*AIM OF THE TASK*. Transcribe the entries below exactly; leave every image out.

Stored data entries
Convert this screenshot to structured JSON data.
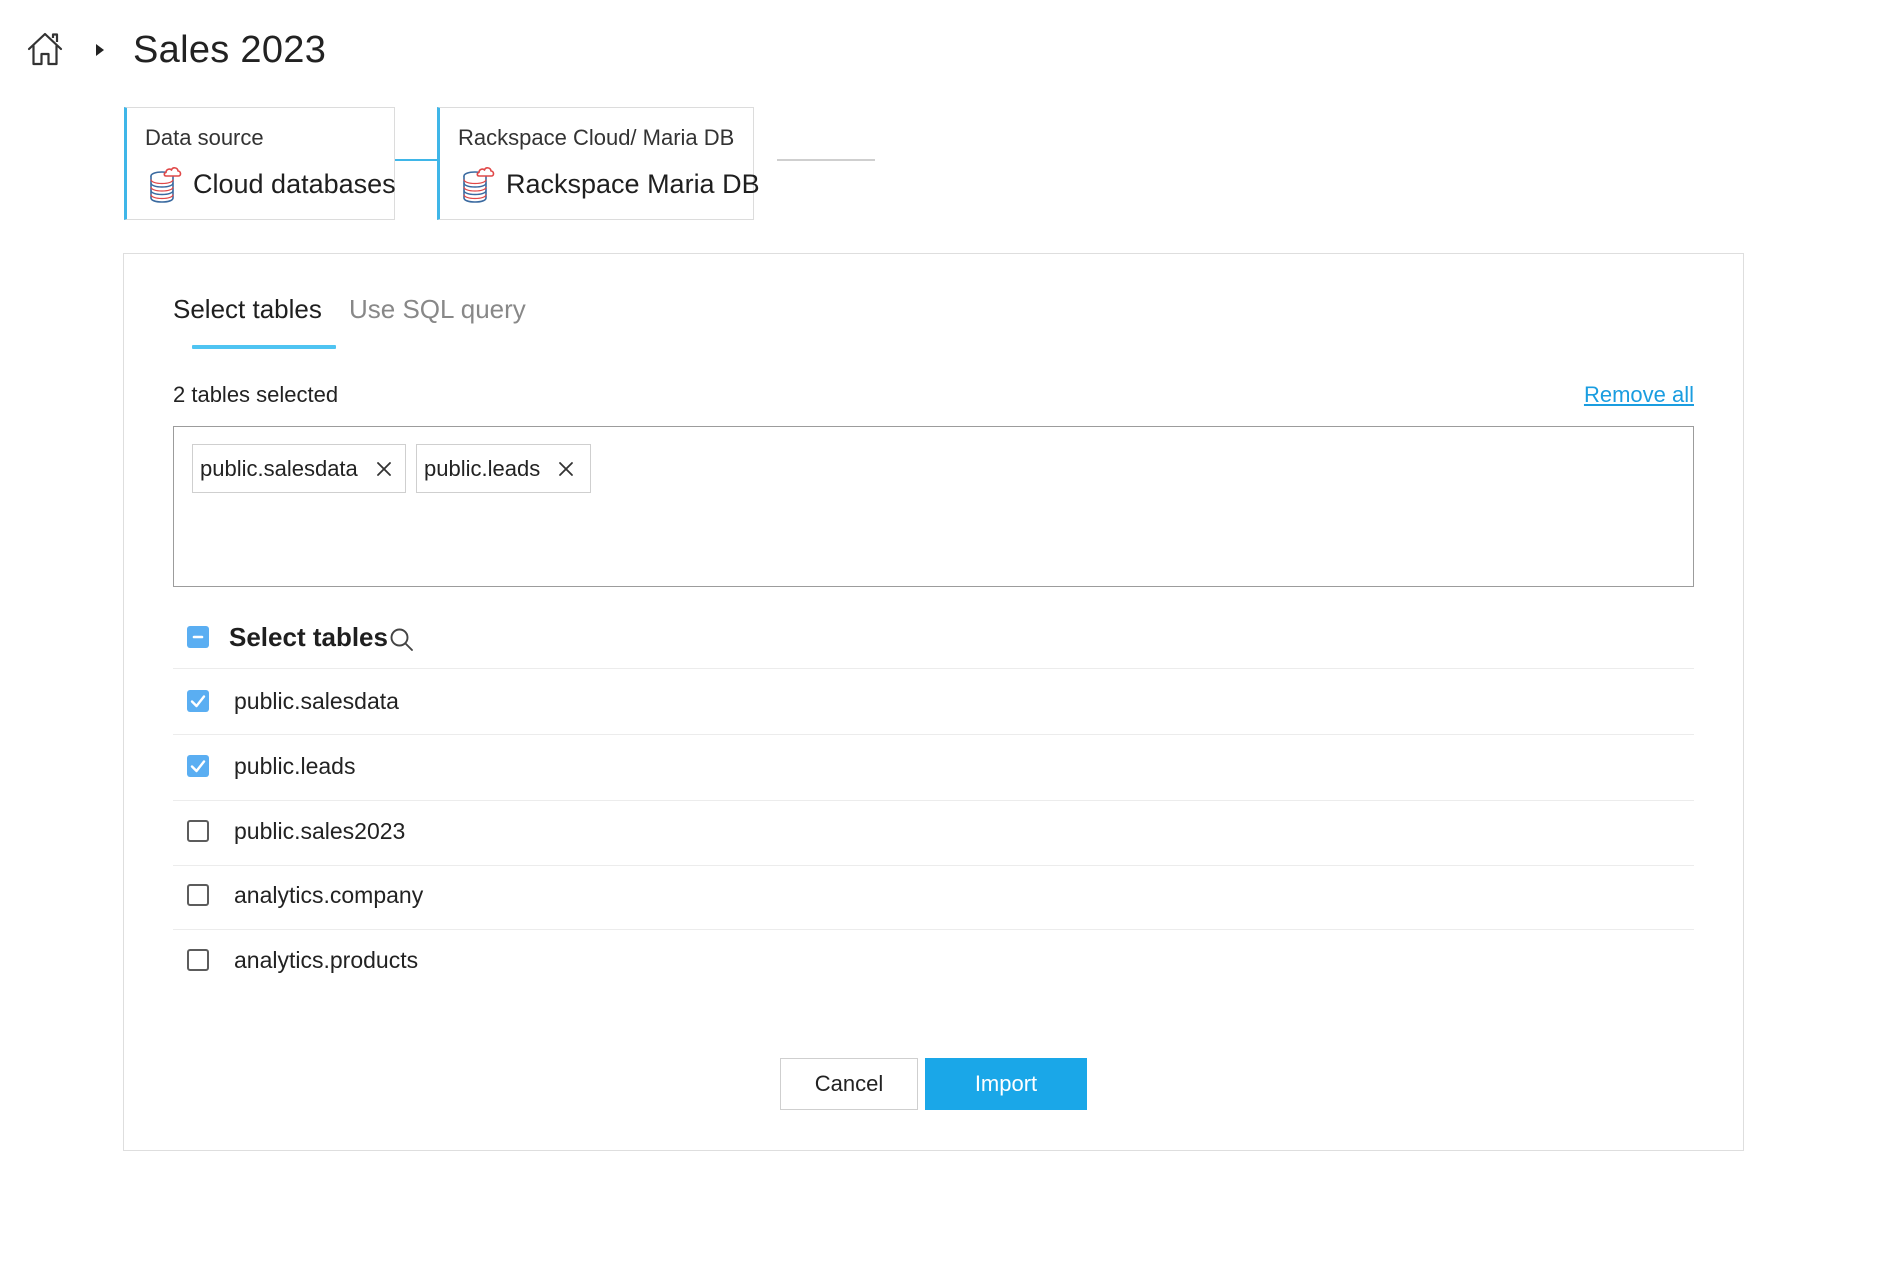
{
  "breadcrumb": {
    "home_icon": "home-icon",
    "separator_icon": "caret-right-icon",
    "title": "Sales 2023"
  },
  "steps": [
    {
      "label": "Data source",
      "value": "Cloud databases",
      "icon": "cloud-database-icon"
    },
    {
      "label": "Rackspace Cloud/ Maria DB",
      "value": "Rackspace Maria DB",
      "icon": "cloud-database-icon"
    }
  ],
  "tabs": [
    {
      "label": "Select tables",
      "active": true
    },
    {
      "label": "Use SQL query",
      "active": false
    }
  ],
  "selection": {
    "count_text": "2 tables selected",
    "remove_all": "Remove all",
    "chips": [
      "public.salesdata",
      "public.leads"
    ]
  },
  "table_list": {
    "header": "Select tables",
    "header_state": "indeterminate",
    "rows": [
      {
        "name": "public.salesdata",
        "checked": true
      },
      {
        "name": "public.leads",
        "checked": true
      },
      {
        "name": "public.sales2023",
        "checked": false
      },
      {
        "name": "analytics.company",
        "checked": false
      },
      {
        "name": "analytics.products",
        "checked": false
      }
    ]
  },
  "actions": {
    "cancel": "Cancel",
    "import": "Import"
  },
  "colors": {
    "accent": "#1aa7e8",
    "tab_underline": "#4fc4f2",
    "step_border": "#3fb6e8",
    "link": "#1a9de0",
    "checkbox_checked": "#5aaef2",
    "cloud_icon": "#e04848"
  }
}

*RESULT OF THIS TASK*.
Convert this screenshot to structured JSON data.
{
  "breadcrumb": {
    "home_icon": "home-icon",
    "separator_icon": "caret-right-icon",
    "title": "Sales 2023"
  },
  "steps": [
    {
      "label": "Data source",
      "value": "Cloud databases",
      "icon": "cloud-database-icon"
    },
    {
      "label": "Rackspace Cloud/ Maria DB",
      "value": "Rackspace Maria DB",
      "icon": "cloud-database-icon"
    }
  ],
  "tabs": [
    {
      "label": "Select tables",
      "active": true
    },
    {
      "label": "Use SQL query",
      "active": false
    }
  ],
  "selection": {
    "count_text": "2 tables selected",
    "remove_all": "Remove all",
    "chips": [
      "public.salesdata",
      "public.leads"
    ]
  },
  "table_list": {
    "header": "Select tables",
    "header_state": "indeterminate",
    "rows": [
      {
        "name": "public.salesdata",
        "checked": true
      },
      {
        "name": "public.leads",
        "checked": true
      },
      {
        "name": "public.sales2023",
        "checked": false
      },
      {
        "name": "analytics.company",
        "checked": false
      },
      {
        "name": "analytics.products",
        "checked": false
      }
    ]
  },
  "actions": {
    "cancel": "Cancel",
    "import": "Import"
  },
  "colors": {
    "accent": "#1aa7e8",
    "tab_underline": "#4fc4f2",
    "step_border": "#3fb6e8",
    "link": "#1a9de0",
    "checkbox_checked": "#5aaef2",
    "cloud_icon": "#e04848"
  }
}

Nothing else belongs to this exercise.